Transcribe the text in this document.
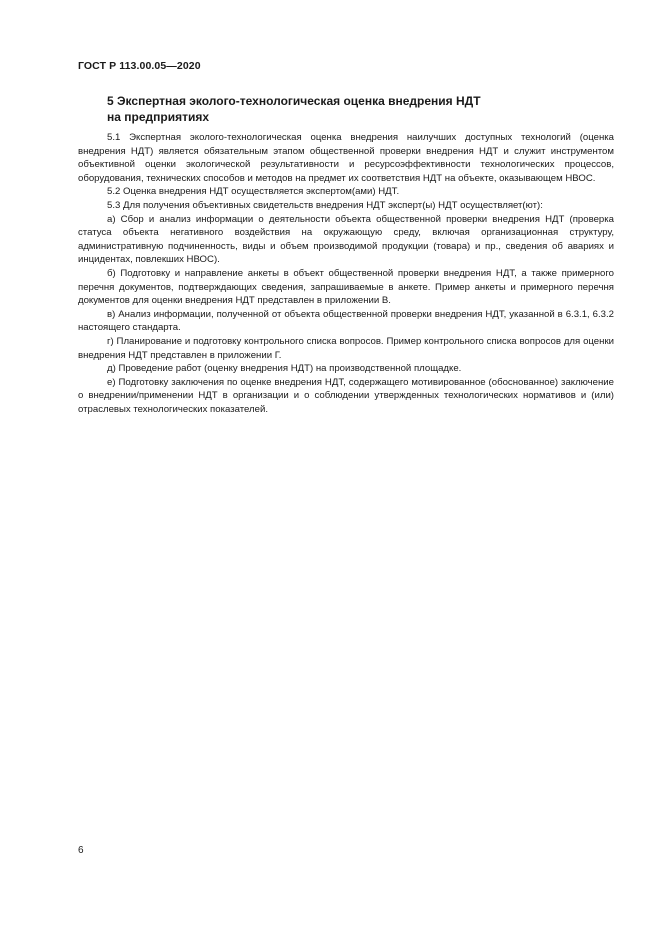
ГОСТ Р 113.00.05—2020
5 Экспертная эколого-технологическая оценка внедрения НДТ
на предприятиях

5.1 Экспертная эколого-технологическая оценка внедрения наилучших доступных технологий (оценка внедрения НДТ) является обязательным этапом общественной проверки внедрения НДТ и служит инструментом объективной оценки экологической результативности и ресурсоэффективности технологических процессов, оборудования, технических способов и методов на предмет их соответствия НДТ на объекте, оказывающем НВОС.

5.2 Оценка внедрения НДТ осуществляется экспертом(ами) НДТ.

5.3 Для получения объективных свидетельств внедрения НДТ эксперт(ы) НДТ осуществляет(ют):

а) Сбор и анализ информации о деятельности объекта общественной проверки внедрения НДТ (проверка статуса объекта негативного воздействия на окружающую среду, включая организационная структуру, административную подчиненность, виды и объем производимой продукции (товара) и пр., сведения об авариях и инцидентах, повлекших НВОС).

б) Подготовку и направление анкеты в объект общественной проверки внедрения НДТ, а также примерного перечня документов, подтверждающих сведения, запрашиваемые в анкете. Пример анкеты и примерного перечня документов для оценки внедрения НДТ представлен в приложении В.

в) Анализ информации, полученной от объекта общественной проверки внедрения НДТ, указанной в 6.3.1, 6.3.2 настоящего стандарта.

г) Планирование и подготовку контрольного списка вопросов. Пример контрольного списка вопросов для оценки внедрения НДТ представлен в приложении Г.

д) Проведение работ (оценку внедрения НДТ) на производственной площадке.

е) Подготовку заключения по оценке внедрения НДТ, содержащего мотивированное (обоснованное) заключение о внедрении/применении НДТ в организации и о соблюдении утвержденных технологических нормативов и (или) отраслевых технологических показателей.

6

:::

Copy all lines from the entries that contain the word "НВОС".

* _Output_
5.1 Экспертная эколого-технологическая оценка внедрения наилучших доступных технологий (оценка внедрения НДТ) является обязательным этапом общественной проверки внедрения НДТ и служит инструментом объективной оценки экологической результативности и ресурсоэффективности технологических процессов, оборудования, технических способов и методов на предмет их соответствия НДТ на объекте, оказывающем НВОС.
а) Сбор и анализ информации о деятельности объекта общественной проверки внедрения НДТ (проверка статуса объекта негативного воздействия на окружающую среду, включая организационная структуру, административную подчиненность, виды и объем производимой продукции (товара) и пр., сведения об авариях и инцидентах, повлекших НВОС).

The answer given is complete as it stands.